All of the data should be repeated exactly; pictures are not part of the copy.

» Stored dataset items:
####################
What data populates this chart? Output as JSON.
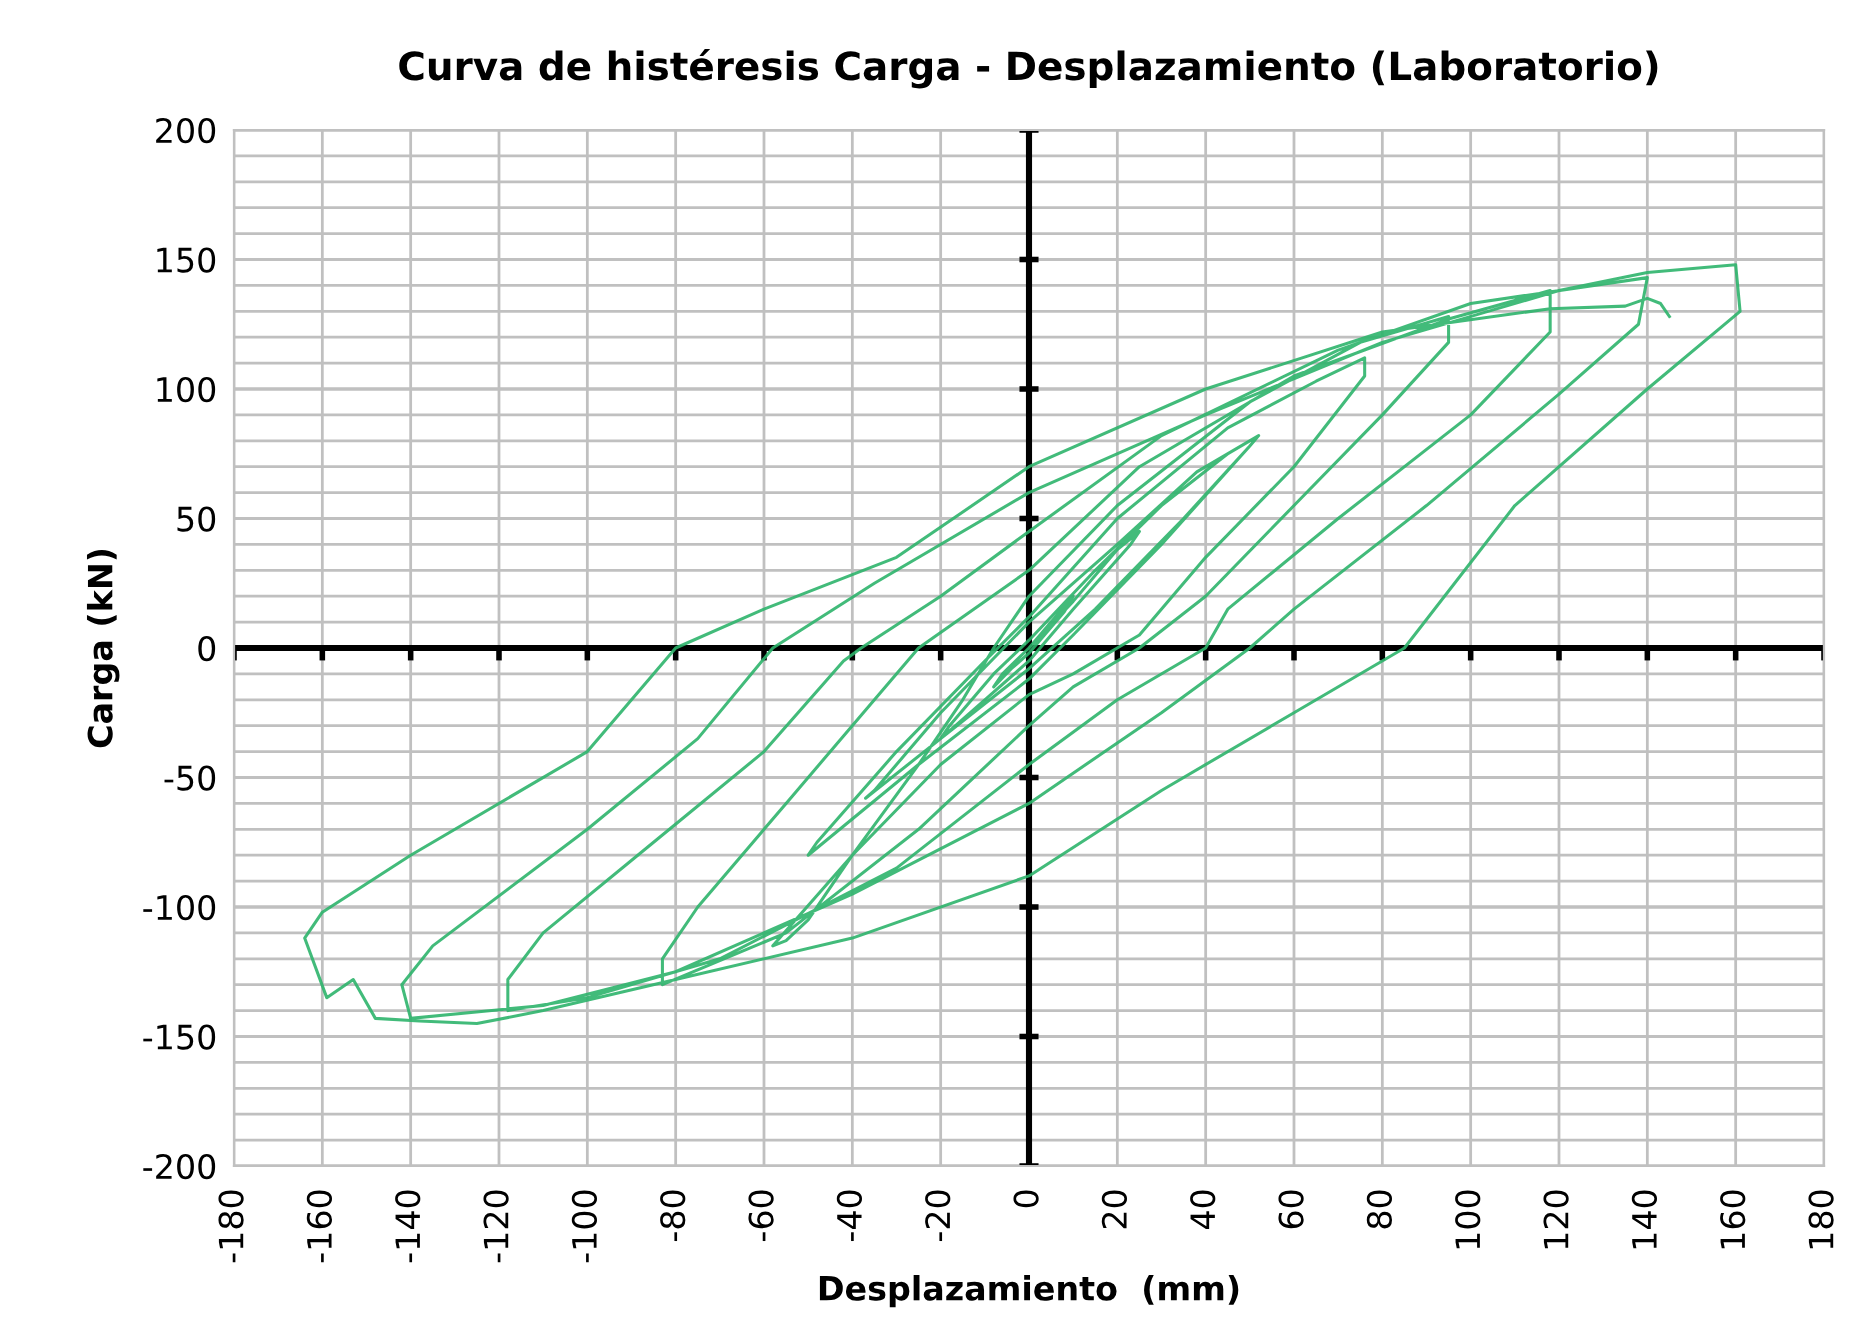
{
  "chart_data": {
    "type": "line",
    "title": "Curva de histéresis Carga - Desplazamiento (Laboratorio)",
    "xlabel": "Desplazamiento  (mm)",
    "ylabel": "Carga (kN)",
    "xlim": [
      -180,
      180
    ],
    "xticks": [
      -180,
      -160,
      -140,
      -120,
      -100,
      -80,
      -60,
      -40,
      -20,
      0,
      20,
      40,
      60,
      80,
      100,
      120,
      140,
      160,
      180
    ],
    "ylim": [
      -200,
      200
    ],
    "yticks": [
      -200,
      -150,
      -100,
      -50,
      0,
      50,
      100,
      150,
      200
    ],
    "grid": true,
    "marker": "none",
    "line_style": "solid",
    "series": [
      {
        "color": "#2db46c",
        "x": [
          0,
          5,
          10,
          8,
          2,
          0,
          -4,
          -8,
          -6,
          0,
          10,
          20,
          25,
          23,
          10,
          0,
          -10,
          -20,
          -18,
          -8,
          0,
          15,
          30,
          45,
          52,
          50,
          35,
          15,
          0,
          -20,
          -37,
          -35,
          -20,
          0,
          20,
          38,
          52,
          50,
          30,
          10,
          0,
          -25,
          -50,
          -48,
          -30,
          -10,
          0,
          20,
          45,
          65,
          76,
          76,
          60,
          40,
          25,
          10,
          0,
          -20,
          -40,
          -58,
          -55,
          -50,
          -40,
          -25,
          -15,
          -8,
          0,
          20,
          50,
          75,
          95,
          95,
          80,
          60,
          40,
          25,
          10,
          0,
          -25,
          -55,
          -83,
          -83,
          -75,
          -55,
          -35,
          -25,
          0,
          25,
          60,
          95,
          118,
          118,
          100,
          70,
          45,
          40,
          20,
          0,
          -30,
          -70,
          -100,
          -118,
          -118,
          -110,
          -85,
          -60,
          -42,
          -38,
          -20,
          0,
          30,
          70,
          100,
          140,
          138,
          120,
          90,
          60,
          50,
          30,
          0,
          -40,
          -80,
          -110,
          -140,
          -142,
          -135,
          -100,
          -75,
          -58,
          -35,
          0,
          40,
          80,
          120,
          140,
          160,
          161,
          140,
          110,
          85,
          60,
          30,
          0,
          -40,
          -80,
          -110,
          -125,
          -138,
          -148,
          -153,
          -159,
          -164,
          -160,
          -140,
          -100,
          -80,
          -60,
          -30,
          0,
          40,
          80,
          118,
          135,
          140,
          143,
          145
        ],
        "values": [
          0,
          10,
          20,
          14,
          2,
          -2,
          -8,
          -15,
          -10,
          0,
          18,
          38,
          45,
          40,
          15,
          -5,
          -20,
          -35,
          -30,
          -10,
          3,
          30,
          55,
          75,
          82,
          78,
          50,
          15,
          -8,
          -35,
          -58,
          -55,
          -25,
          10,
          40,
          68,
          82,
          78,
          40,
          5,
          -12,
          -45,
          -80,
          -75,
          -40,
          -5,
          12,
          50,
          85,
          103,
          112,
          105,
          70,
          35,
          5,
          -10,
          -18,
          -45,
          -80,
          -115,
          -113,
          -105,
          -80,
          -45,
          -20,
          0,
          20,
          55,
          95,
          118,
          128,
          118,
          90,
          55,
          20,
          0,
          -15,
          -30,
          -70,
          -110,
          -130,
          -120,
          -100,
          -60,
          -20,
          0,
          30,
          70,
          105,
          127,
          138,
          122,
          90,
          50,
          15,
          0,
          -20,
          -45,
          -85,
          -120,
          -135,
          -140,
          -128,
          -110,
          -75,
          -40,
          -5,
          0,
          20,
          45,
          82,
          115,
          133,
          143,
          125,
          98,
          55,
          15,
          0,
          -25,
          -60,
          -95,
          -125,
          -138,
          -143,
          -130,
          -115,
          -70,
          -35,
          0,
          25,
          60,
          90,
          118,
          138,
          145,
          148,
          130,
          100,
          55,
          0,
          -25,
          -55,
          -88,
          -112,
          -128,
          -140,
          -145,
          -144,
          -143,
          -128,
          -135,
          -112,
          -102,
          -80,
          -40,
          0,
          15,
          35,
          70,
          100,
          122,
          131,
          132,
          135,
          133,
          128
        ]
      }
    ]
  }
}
####################
» Answer to the task:
What data populates this chart? Output as JSON.
{
  "chart_data": {
    "type": "line",
    "title": "Curva de histéresis Carga - Desplazamiento (Laboratorio)",
    "xlabel": "Desplazamiento  (mm)",
    "ylabel": "Carga (kN)",
    "xlim": [
      -180,
      180
    ],
    "xticks": [
      -180,
      -160,
      -140,
      -120,
      -100,
      -80,
      -60,
      -40,
      -20,
      0,
      20,
      40,
      60,
      80,
      100,
      120,
      140,
      160,
      180
    ],
    "ylim": [
      -200,
      200
    ],
    "yticks": [
      -200,
      -150,
      -100,
      -50,
      0,
      50,
      100,
      150,
      200
    ],
    "grid": true,
    "marker": "none",
    "line_style": "solid",
    "series": [
      {
        "color": "#2db46c",
        "x": [
          0,
          5,
          10,
          8,
          2,
          0,
          -4,
          -8,
          -6,
          0,
          10,
          20,
          25,
          23,
          10,
          0,
          -10,
          -20,
          -18,
          -8,
          0,
          15,
          30,
          45,
          52,
          50,
          35,
          15,
          0,
          -20,
          -37,
          -35,
          -20,
          0,
          20,
          38,
          52,
          50,
          30,
          10,
          0,
          -25,
          -50,
          -48,
          -30,
          -10,
          0,
          20,
          45,
          65,
          76,
          76,
          60,
          40,
          25,
          10,
          0,
          -20,
          -40,
          -58,
          -55,
          -50,
          -40,
          -25,
          -15,
          -8,
          0,
          20,
          50,
          75,
          95,
          95,
          80,
          60,
          40,
          25,
          10,
          0,
          -25,
          -55,
          -83,
          -83,
          -75,
          -55,
          -35,
          -25,
          0,
          25,
          60,
          95,
          118,
          118,
          100,
          70,
          45,
          40,
          20,
          0,
          -30,
          -70,
          -100,
          -118,
          -118,
          -110,
          -85,
          -60,
          -42,
          -38,
          -20,
          0,
          30,
          70,
          100,
          140,
          138,
          120,
          90,
          60,
          50,
          30,
          0,
          -40,
          -80,
          -110,
          -140,
          -142,
          -135,
          -100,
          -75,
          -58,
          -35,
          0,
          40,
          80,
          120,
          140,
          160,
          161,
          140,
          110,
          85,
          60,
          30,
          0,
          -40,
          -80,
          -110,
          -125,
          -138,
          -148,
          -153,
          -159,
          -164,
          -160,
          -140,
          -100,
          -80,
          -60,
          -30,
          0,
          40,
          80,
          118,
          135,
          140,
          143,
          145
        ],
        "values": [
          0,
          10,
          20,
          14,
          2,
          -2,
          -8,
          -15,
          -10,
          0,
          18,
          38,
          45,
          40,
          15,
          -5,
          -20,
          -35,
          -30,
          -10,
          3,
          30,
          55,
          75,
          82,
          78,
          50,
          15,
          -8,
          -35,
          -58,
          -55,
          -25,
          10,
          40,
          68,
          82,
          78,
          40,
          5,
          -12,
          -45,
          -80,
          -75,
          -40,
          -5,
          12,
          50,
          85,
          103,
          112,
          105,
          70,
          35,
          5,
          -10,
          -18,
          -45,
          -80,
          -115,
          -113,
          -105,
          -80,
          -45,
          -20,
          0,
          20,
          55,
          95,
          118,
          128,
          118,
          90,
          55,
          20,
          0,
          -15,
          -30,
          -70,
          -110,
          -130,
          -120,
          -100,
          -60,
          -20,
          0,
          30,
          70,
          105,
          127,
          138,
          122,
          90,
          50,
          15,
          0,
          -20,
          -45,
          -85,
          -120,
          -135,
          -140,
          -128,
          -110,
          -75,
          -40,
          -5,
          0,
          20,
          45,
          82,
          115,
          133,
          143,
          125,
          98,
          55,
          15,
          0,
          -25,
          -60,
          -95,
          -125,
          -138,
          -143,
          -130,
          -115,
          -70,
          -35,
          0,
          25,
          60,
          90,
          118,
          138,
          145,
          148,
          130,
          100,
          55,
          0,
          -25,
          -55,
          -88,
          -112,
          -128,
          -140,
          -145,
          -144,
          -143,
          -128,
          -135,
          -112,
          -102,
          -80,
          -40,
          0,
          15,
          35,
          70,
          100,
          122,
          131,
          132,
          135,
          133,
          128
        ]
      }
    ]
  }
}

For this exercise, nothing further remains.